■ **Set exercise**
Pull out every line containing the string "только".

■ **Dataset**

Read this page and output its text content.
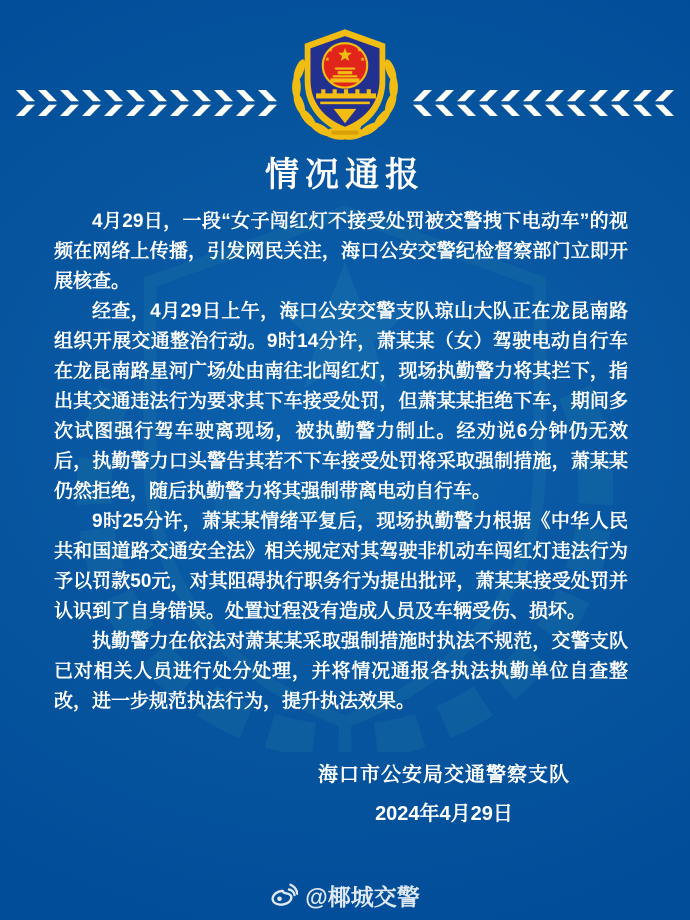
情况通报

4月29日，一段“女子闯红灯不接受处罚被交警拽下电动车”的视频在网络上传播，引发网民关注，海口公安交警纪检督察部门立即开展核查。

经查，4月29日上午，海口公安交警支队琼山大队正在龙昆南路组织开展交通整治行动。9时14分许，萧某某（女）驾驶电动自行车在龙昆南路星河广场处由南往北闯红灯，现场执勤警力将其拦下，指出其交通违法行为要求其下车接受处罚，但萧某某拒绝下车，期间多次试图强行驾车驶离现场，被执勤警力制止。经劝说6分钟仍无效后，执勤警力口头警告其若不下车接受处罚将采取强制措施，萧某某仍然拒绝，随后执勤警力将其强制带离电动自行车。

9时25分许，萧某某情绪平复后，现场执勤警力根据《中华人民共和国道路交通安全法》相关规定对其驾驶非机动车闯红灯违法行为予以罚款50元，对其阻碍执行职务行为提出批评，萧某某接受处罚并认识到了自身错误。处置过程没有造成人员及车辆受伤、损坏。

执勤警力在依法对萧某某采取强制措施时执法不规范，交警支队已对相关人员进行处分处理，并将情况通报各执法执勤单位自查整改，进一步规范执法行为，提升执法效果。

海口市公安局交通警察支队
2024年4月29日
@椰城交警
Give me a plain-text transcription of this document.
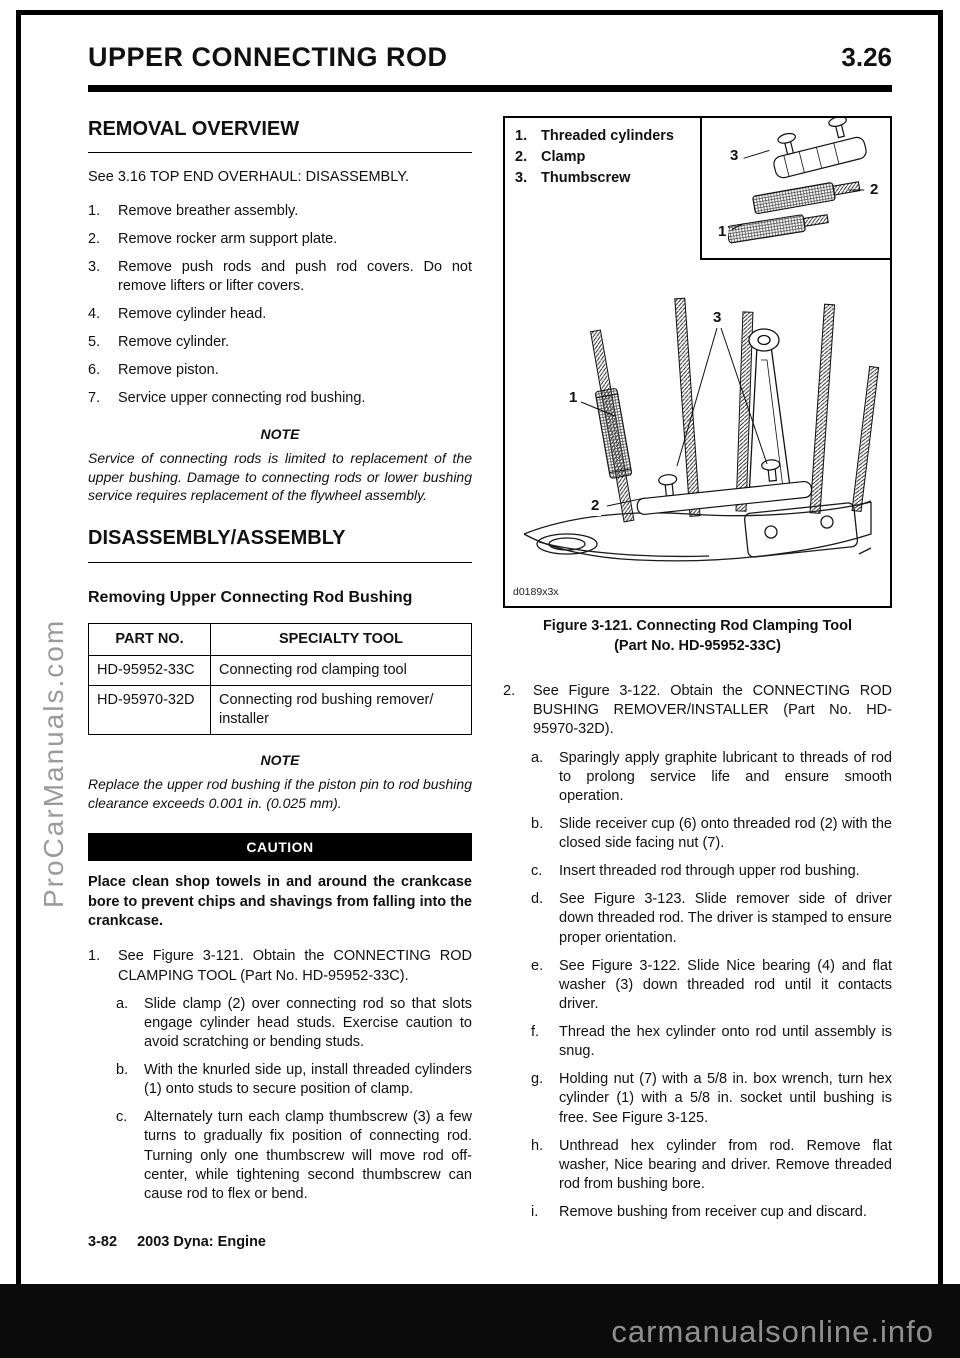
ProCarManuals.com
UPPER CONNECTING ROD	3.26
REMOVAL OVERVIEW

See 3.16 TOP END OVERHAUL: DISASSEMBLY.

1.	Remove breather assembly.
2.	Remove rocker arm support plate.
3.	Remove push rods and push rod covers. Do not remove lifters or lifter covers.
4.	Remove cylinder head.
5.	Remove cylinder.
6.	Remove piston.
7.	Service upper connecting rod bushing.
NOTE
Service of connecting rods is limited to replacement of the upper bushing. Damage to connecting rods or lower bushing service requires replacement of the flywheel assembly.
DISASSEMBLY/ASSEMBLY
Removing Upper Connecting Rod Bushing
PART NO.	SPECIALTY TOOL
HD-95952-33C	Connecting rod clamping tool

HD-95970-32D	Connecting rod bushing remover/
installer
NOTE
Replace the upper rod bushing if the piston pin to rod bushing clearance exceeds 0.001 in. (0.025 mm).
CAUTION
Place clean shop towels in and around the crankcase bore to prevent chips and shavings from falling into the crankcase.
1.	See Figure 3-121. Obtain the CONNECTING ROD CLAMPING TOOL (Part No. HD-95952-33C).
a.	Slide clamp (2) over connecting rod so that slots engage cylinder head studs. Exercise caution to avoid scratching or bending studs.
b.	With the knurled side up, install threaded cylinders (1) onto studs to secure position of clamp.
c.	Alternately turn each clamp thumbscrew (3) a few turns to gradually fix position of connecting rod. Turning only one thumbscrew will move rod off-center, while tightening second thumbscrew can cause rod to flex or bend.
1. Threaded cylinders
2. Clamp
3. Thumbscrew
3
2
1
1
2
3
d0189x3x
Figure 3-121. Connecting Rod Clamping Tool
(Part No. HD-95952-33C)
2.	See Figure 3-122. Obtain the CONNECTING ROD BUSHING REMOVER/INSTALLER (Part No. HD-95970-32D).
a.	Sparingly apply graphite lubricant to threads of rod to prolong service life and ensure smooth operation.
b.	Slide receiver cup (6) onto threaded rod (2) with the closed side facing nut (7).
c.	Insert threaded rod through upper rod bushing.
d.	See Figure 3-123. Slide remover side of driver down threaded rod. The driver is stamped to ensure proper orientation.
e.	See Figure 3-122. Slide Nice bearing (4) and flat washer (3) down threaded rod until it contacts driver.
f.	Thread the hex cylinder onto rod until assembly is snug.
g.	Holding nut (7) with a 5/8 in. box wrench, turn hex cylinder (1) with a 5/8 in. socket until bushing is free. See Figure 3-125.
h.	Unthread hex cylinder from rod. Remove flat washer, Nice bearing and driver. Remove threaded rod from bushing bore.
i.	Remove bushing from receiver cup and discard.
3-82 2003 Dyna: Engine
carmanualsonline.info
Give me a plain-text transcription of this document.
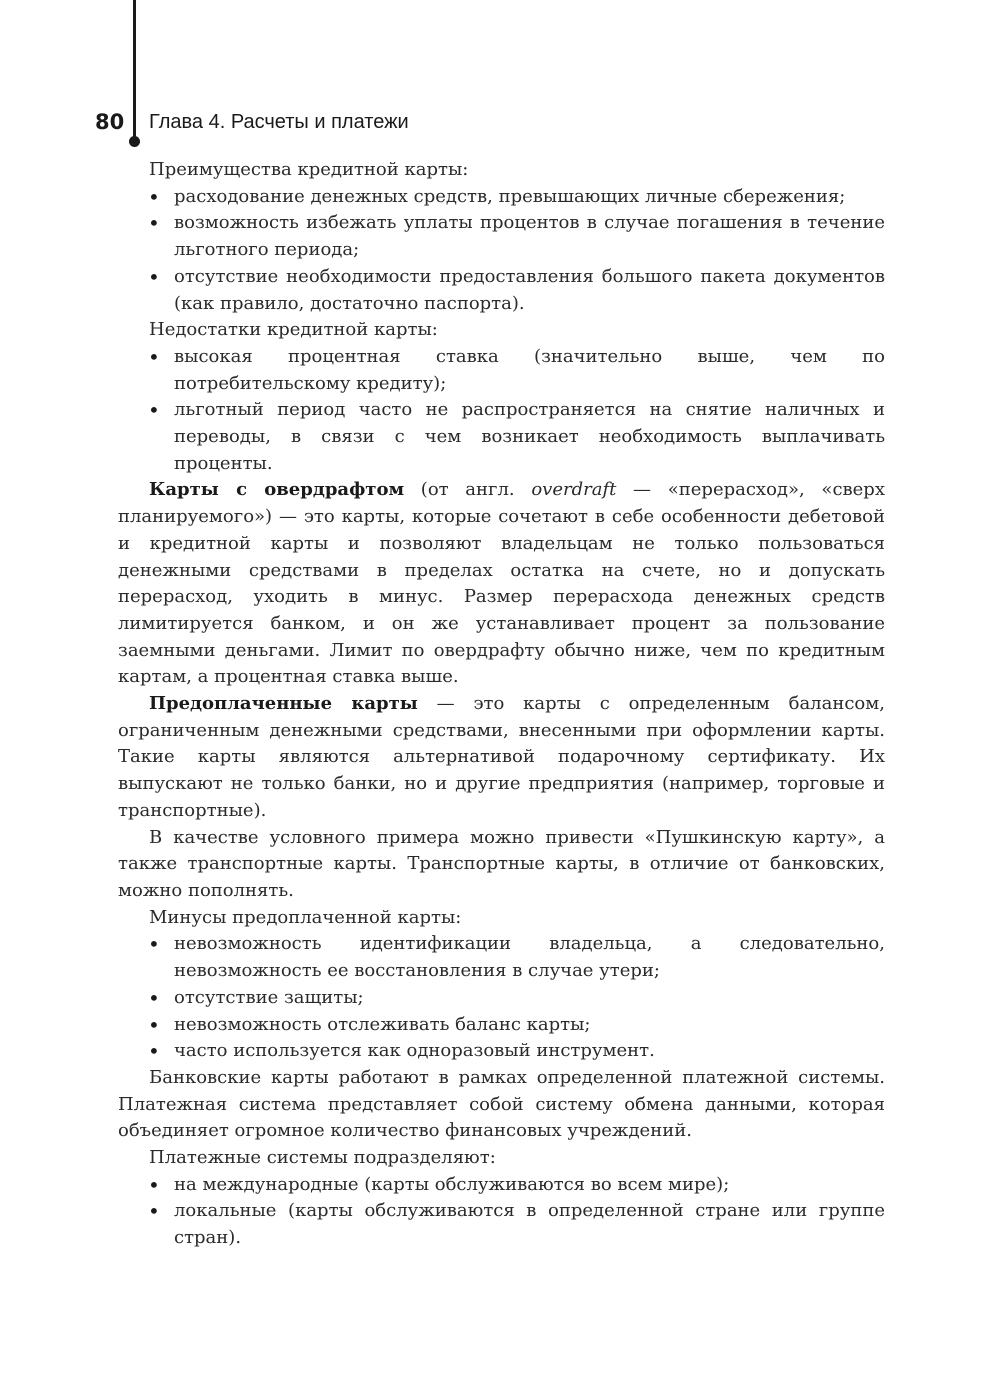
80 Глава 4. Расчеты и платежи

Преимущества кредитной карты:

• расходование денежных средств, превышающих личные сбережения;
• возможность избежать уплаты процентов в случае погашения в течение льготного периода;
• отсутствие необходимости предоставления большого пакета документов (как правило, достаточно паспорта).

Недостатки кредитной карты:

• высокая процентная ставка (значительно выше, чем по потребительскому кредиту);
• льготный период часто не распространяется на снятие наличных и переводы, в связи с чем возникает необходимость выплачивать проценты.

Карты с овердрафтом (от англ. overdraft — «перерасход», «сверх планируемого») — это карты, которые сочетают в себе особенности дебетовой и кредитной карты и позволяют владельцам не только пользоваться денежными средствами в пределах остатка на счете, но и допускать перерасход, уходить в минус. Размер перерасхода денежных средств лимитируется банком, и он же устанавливает процент за пользование заемными деньгами. Лимит по овердрафту обычно ниже, чем по кредитным картам, а процентная ставка выше.

Предоплаченные карты — это карты с определенным балансом, ограниченным денежными средствами, внесенными при оформлении карты. Такие карты являются альтернативой подарочному сертификату. Их выпускают не только банки, но и другие предприятия (например, торговые и транспортные).

В качестве условного примера можно привести «Пушкинскую карту», а также транспортные карты. Транспортные карты, в отличие от банковских, можно пополнять.

Минусы предоплаченной карты:

• невозможность идентификации владельца, а следовательно, невозможность ее восстановления в случае утери;
• отсутствие защиты;
• невозможность отслеживать баланс карты;
• часто используется как одноразовый инструмент.

Банковские карты работают в рамках определенной платежной системы. Платежная система представляет собой систему обмена данными, которая объединяет огромное количество финансовых учреждений.

Платежные системы подразделяют:

• на международные (карты обслуживаются во всем мире);
• локальные (карты обслуживаются в определенной стране или группе стран).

■ **Written answer**
Карты с овердрафтом (от англ. overdraft — «перерасход», «сверх планируемого») — это карты, которые сочетают в себе особенности дебетовой и кредитной карты и позволяют владельцам не только пользоваться денежными средствами в пределах остатка на счете, но и допускать перерасход, уходить в минус. Размер перерасхода денежных средств лимитируется банком, и он же устанавливает процент за пользование заемными деньгами. Лимит по овердрафту обычно ниже, чем по кредитным картам, а процентная ставка выше.
Предоплаченные карты — это карты с определенным балансом, ограниченным денежными средствами, внесенными при оформлении карты. Такие карты являются альтернативой подарочному сертификату. Их выпускают не только банки, но и другие предприятия (например, торговые и транспортные).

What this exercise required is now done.